- [STATED EXERCISE]:
Sort through the data and copy the lines holding the word "name".

- [RECORDS FOR PROCESSING]:
------------------------------------------------------------------------
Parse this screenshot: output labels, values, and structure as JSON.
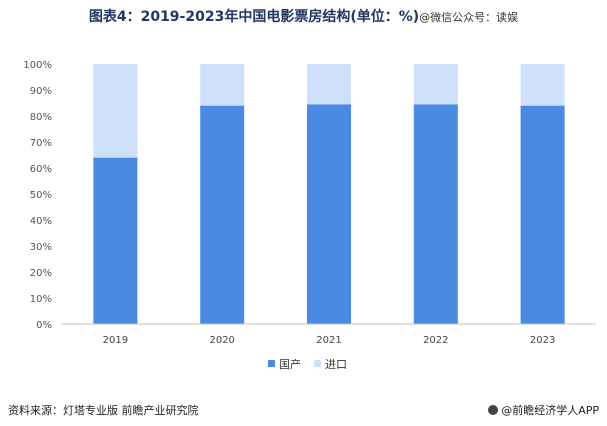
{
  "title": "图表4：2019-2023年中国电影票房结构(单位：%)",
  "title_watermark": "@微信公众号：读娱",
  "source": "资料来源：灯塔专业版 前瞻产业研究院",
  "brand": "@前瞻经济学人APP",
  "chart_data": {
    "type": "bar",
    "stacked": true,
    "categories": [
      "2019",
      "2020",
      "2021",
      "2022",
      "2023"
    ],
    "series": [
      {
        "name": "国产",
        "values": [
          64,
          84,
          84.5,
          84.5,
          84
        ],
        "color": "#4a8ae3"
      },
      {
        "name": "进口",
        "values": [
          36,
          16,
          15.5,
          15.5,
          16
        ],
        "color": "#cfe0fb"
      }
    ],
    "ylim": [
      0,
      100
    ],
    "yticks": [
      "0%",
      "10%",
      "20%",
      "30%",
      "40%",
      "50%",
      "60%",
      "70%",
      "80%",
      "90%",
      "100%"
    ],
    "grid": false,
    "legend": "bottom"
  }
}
------------------------------------------------------------------------
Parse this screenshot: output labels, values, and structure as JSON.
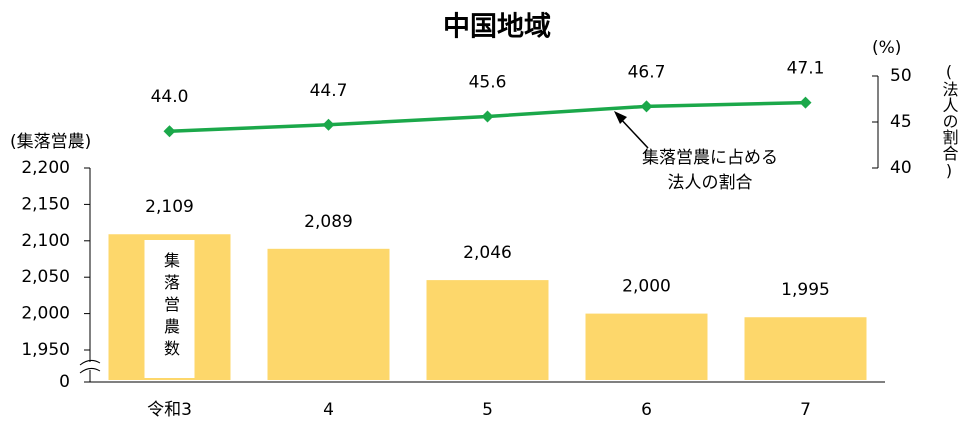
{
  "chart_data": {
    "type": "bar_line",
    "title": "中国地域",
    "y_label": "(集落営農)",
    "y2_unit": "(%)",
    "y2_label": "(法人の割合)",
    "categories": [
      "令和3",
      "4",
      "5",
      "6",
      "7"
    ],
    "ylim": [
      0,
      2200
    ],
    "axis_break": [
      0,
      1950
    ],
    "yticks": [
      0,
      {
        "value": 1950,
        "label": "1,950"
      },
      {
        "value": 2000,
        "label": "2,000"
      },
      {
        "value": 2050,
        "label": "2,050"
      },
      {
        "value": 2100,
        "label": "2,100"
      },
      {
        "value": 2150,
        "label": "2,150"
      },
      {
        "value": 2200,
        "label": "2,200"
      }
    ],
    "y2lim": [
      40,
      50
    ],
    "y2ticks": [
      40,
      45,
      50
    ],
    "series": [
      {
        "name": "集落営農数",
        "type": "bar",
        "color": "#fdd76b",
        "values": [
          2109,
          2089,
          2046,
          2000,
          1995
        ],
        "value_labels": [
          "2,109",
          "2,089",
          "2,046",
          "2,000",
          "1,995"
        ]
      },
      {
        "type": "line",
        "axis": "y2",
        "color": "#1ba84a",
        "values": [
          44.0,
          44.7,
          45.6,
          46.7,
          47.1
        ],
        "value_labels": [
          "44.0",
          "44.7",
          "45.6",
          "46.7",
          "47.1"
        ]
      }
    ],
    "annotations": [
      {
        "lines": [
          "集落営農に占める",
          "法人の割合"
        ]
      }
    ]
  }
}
------------------------------------------------------------------------
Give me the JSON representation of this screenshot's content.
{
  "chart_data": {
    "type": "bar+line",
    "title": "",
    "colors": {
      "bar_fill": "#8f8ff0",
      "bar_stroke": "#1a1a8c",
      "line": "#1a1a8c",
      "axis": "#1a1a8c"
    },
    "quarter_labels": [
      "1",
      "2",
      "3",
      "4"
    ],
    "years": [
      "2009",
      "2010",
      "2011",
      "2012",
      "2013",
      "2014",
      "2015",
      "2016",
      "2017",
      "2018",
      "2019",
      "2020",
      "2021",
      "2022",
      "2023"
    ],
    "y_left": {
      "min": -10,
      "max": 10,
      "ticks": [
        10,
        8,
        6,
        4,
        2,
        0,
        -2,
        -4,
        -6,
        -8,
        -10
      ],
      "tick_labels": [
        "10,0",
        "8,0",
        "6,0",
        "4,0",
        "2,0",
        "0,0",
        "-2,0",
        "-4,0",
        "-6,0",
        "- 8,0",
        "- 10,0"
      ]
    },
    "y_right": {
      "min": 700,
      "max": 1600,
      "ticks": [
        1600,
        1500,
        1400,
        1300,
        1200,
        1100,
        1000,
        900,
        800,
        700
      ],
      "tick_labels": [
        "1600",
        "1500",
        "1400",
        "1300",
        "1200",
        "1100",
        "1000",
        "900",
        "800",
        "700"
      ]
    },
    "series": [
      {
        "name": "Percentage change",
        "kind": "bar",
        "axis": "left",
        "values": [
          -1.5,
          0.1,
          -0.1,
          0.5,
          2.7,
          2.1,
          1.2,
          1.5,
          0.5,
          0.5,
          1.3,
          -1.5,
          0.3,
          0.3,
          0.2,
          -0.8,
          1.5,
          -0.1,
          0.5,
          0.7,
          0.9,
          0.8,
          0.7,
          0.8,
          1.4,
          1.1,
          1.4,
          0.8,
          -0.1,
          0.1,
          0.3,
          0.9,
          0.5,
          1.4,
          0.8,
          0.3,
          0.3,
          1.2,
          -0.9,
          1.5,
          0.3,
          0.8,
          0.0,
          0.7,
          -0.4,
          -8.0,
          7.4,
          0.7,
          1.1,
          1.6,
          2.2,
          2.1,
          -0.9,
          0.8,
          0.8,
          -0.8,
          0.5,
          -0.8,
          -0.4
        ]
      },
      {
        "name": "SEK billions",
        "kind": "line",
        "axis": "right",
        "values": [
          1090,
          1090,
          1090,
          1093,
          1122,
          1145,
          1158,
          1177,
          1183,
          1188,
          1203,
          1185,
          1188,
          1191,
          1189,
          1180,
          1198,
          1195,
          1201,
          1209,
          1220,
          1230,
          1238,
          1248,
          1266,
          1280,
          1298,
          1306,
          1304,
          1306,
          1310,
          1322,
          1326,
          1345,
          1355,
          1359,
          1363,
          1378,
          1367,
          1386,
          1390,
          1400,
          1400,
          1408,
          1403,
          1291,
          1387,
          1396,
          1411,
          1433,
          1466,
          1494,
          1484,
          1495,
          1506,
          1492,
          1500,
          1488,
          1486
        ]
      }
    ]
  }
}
------------------------------------------------------------------------
- [EXERCISE OUTPUT]:
        "name": "国产",
        "name": "进口",
        "name": "集落営農数",
        "name": "Percentage change",
        "name": "SEK billions",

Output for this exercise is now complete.